(Figure record extracts)
%%

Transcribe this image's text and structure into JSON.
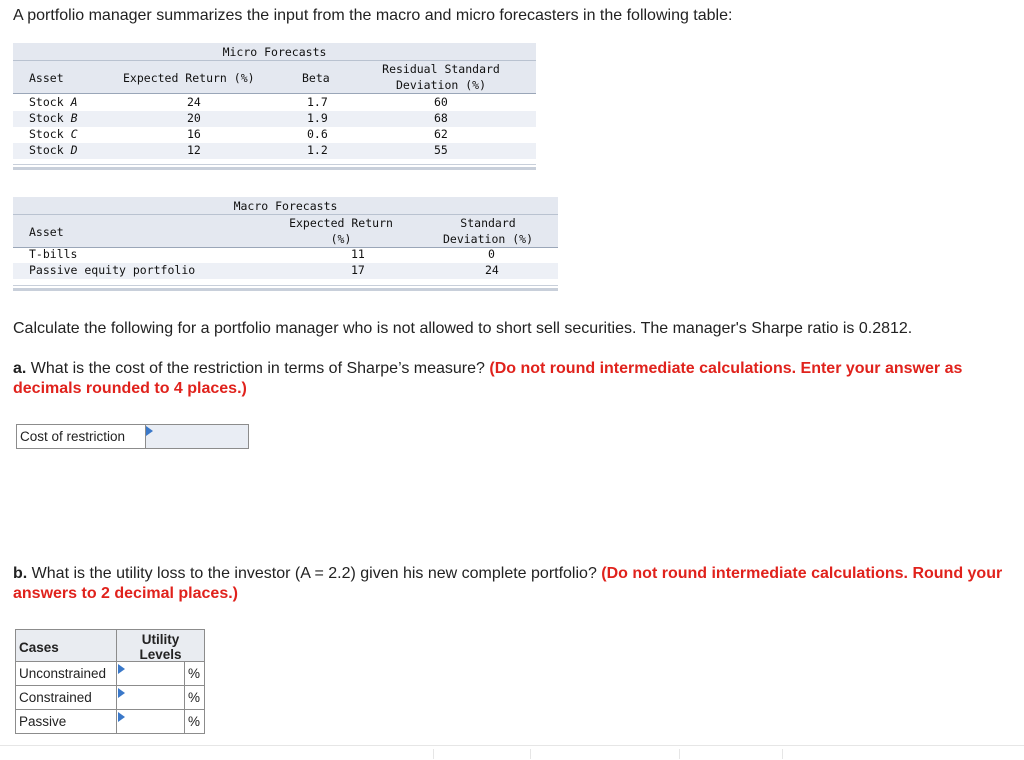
{
  "intro": "A portfolio manager summarizes the input from the macro and micro forecasters in the following table:",
  "micro": {
    "title": "Micro Forecasts",
    "headers": {
      "asset": "Asset",
      "expected_return": "Expected Return (%)",
      "beta": "Beta",
      "resid_line1": "Residual Standard",
      "resid_line2": "Deviation (%)"
    },
    "rows": [
      {
        "asset_prefix": "Stock",
        "asset_letter": "A",
        "er": "24",
        "beta": "1.7",
        "sd": "60"
      },
      {
        "asset_prefix": "Stock",
        "asset_letter": "B",
        "er": "20",
        "beta": "1.9",
        "sd": "68"
      },
      {
        "asset_prefix": "Stock",
        "asset_letter": "C",
        "er": "16",
        "beta": "0.6",
        "sd": "62"
      },
      {
        "asset_prefix": "Stock",
        "asset_letter": "D",
        "er": "12",
        "beta": "1.2",
        "sd": "55"
      }
    ]
  },
  "macro": {
    "title": "Macro Forecasts",
    "headers": {
      "asset": "Asset",
      "er_line1": "Expected Return",
      "er_line2": "(%)",
      "sd_line1": "Standard",
      "sd_line2": "Deviation (%)"
    },
    "rows": [
      {
        "asset": "T-bills",
        "er": "11",
        "sd": "0"
      },
      {
        "asset": "Passive equity portfolio",
        "er": "17",
        "sd": "24"
      }
    ]
  },
  "instruction": "Calculate the following for a portfolio manager who is not allowed to short sell securities. The manager's Sharpe ratio is 0.2812.",
  "part_a": {
    "label": "a.",
    "question": "What is the cost of the restriction in terms of Sharpe’s measure?",
    "note": "(Do not round intermediate calculations. Enter your answer as decimals rounded to 4 places.)",
    "field_label": "Cost of restriction",
    "field_value": ""
  },
  "part_b": {
    "label": "b.",
    "question": "What is the utility loss to the investor (A = 2.2) given his new complete portfolio?",
    "note": "(Do not round intermediate calculations. Round your answers to 2 decimal places.)",
    "col_cases": "Cases",
    "col_util_line1": "Utility",
    "col_util_line2": "Levels",
    "unit": "%",
    "rows": [
      {
        "case": "Unconstrained",
        "value": ""
      },
      {
        "case": "Constrained",
        "value": ""
      },
      {
        "case": "Passive",
        "value": ""
      }
    ]
  },
  "colors": {
    "accent_red": "#e0221c",
    "input_flag": "#3a78c9",
    "table_band": "#e4e8f0"
  }
}
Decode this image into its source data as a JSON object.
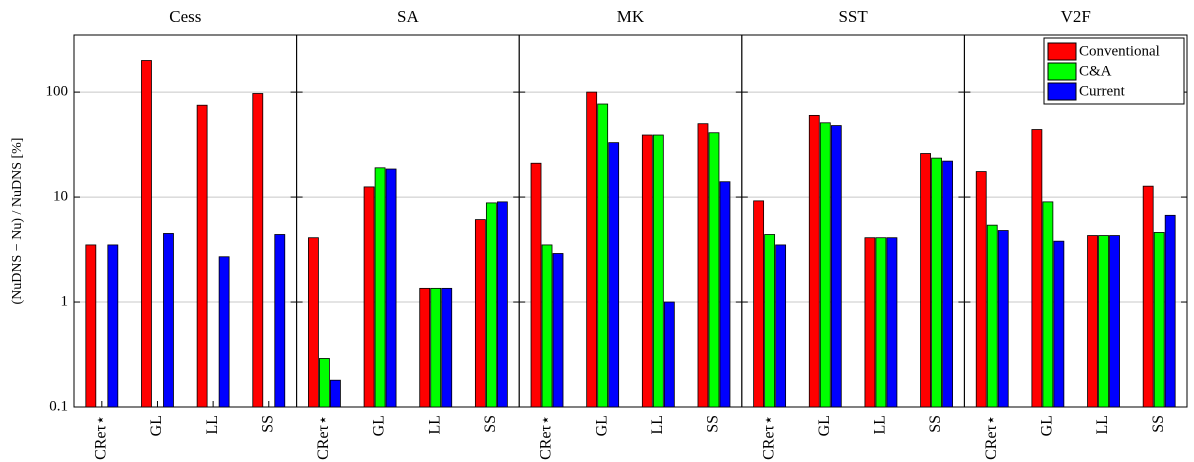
{
  "chart_data": [
    {
      "type": "bar",
      "title": "Cess",
      "ylabel": "(NuDNS − Nu) / NuDNS   [%]",
      "categories": [
        "CReτ⋆",
        "GL",
        "LL",
        "SS"
      ],
      "series": [
        {
          "color": "#ff0000",
          "values": [
            3.5,
            200,
            75,
            97
          ]
        },
        {
          "color": "#00ff00",
          "values": [
            null,
            null,
            null,
            null
          ]
        },
        {
          "color": "#0000ff",
          "values": [
            3.5,
            4.5,
            2.7,
            4.4
          ]
        }
      ],
      "log": true,
      "grid": true,
      "ylim": [
        0.1,
        350
      ],
      "yticks": [
        0.1,
        1,
        10,
        100
      ]
    },
    {
      "type": "bar",
      "title": "SA",
      "categories": [
        "CReτ⋆",
        "GL",
        "LL",
        "SS"
      ],
      "series": [
        {
          "color": "#ff0000",
          "values": [
            4.1,
            12.5,
            1.35,
            6.1
          ]
        },
        {
          "color": "#00ff00",
          "values": [
            0.29,
            19,
            1.35,
            8.8
          ]
        },
        {
          "color": "#0000ff",
          "values": [
            0.18,
            18.5,
            1.35,
            9
          ]
        }
      ],
      "log": true,
      "grid": true,
      "ylim": [
        0.1,
        350
      ],
      "yticks": [
        0.1,
        1,
        10,
        100
      ]
    },
    {
      "type": "bar",
      "title": "MK",
      "categories": [
        "CReτ⋆",
        "GL",
        "LL",
        "SS"
      ],
      "series": [
        {
          "color": "#ff0000",
          "values": [
            21,
            100,
            39,
            50
          ]
        },
        {
          "color": "#00ff00",
          "values": [
            3.5,
            77,
            39,
            41
          ]
        },
        {
          "color": "#0000ff",
          "values": [
            2.9,
            33,
            1.0,
            14
          ]
        }
      ],
      "log": true,
      "grid": true,
      "ylim": [
        0.1,
        350
      ],
      "yticks": [
        0.1,
        1,
        10,
        100
      ]
    },
    {
      "type": "bar",
      "title": "SST",
      "categories": [
        "CReτ⋆",
        "GL",
        "LL",
        "SS"
      ],
      "series": [
        {
          "color": "#ff0000",
          "values": [
            9.2,
            60,
            4.1,
            26
          ]
        },
        {
          "color": "#00ff00",
          "values": [
            4.4,
            51,
            4.1,
            23.5
          ]
        },
        {
          "color": "#0000ff",
          "values": [
            3.5,
            48,
            4.1,
            22
          ]
        }
      ],
      "log": true,
      "grid": true,
      "ylim": [
        0.1,
        350
      ],
      "yticks": [
        0.1,
        1,
        10,
        100
      ]
    },
    {
      "type": "bar",
      "title": "V2F",
      "categories": [
        "CReτ⋆",
        "GL",
        "LL",
        "SS"
      ],
      "series": [
        {
          "name": "Conventional",
          "color": "#ff0000",
          "values": [
            17.5,
            44,
            4.3,
            12.7
          ]
        },
        {
          "name": "C&A",
          "color": "#00ff00",
          "values": [
            5.4,
            9,
            4.3,
            4.6
          ]
        },
        {
          "name": "Current",
          "color": "#0000ff",
          "values": [
            4.8,
            3.8,
            4.3,
            6.7
          ]
        }
      ],
      "log": true,
      "grid": true,
      "ylim": [
        0.1,
        350
      ],
      "yticks": [
        0.1,
        1,
        10,
        100
      ],
      "legend": "upper right"
    }
  ]
}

%%

**What is needed**: Using the listing above, say how many of its lines contain the string "note", giving nothing but the figure.

**Solution for this problem**: 2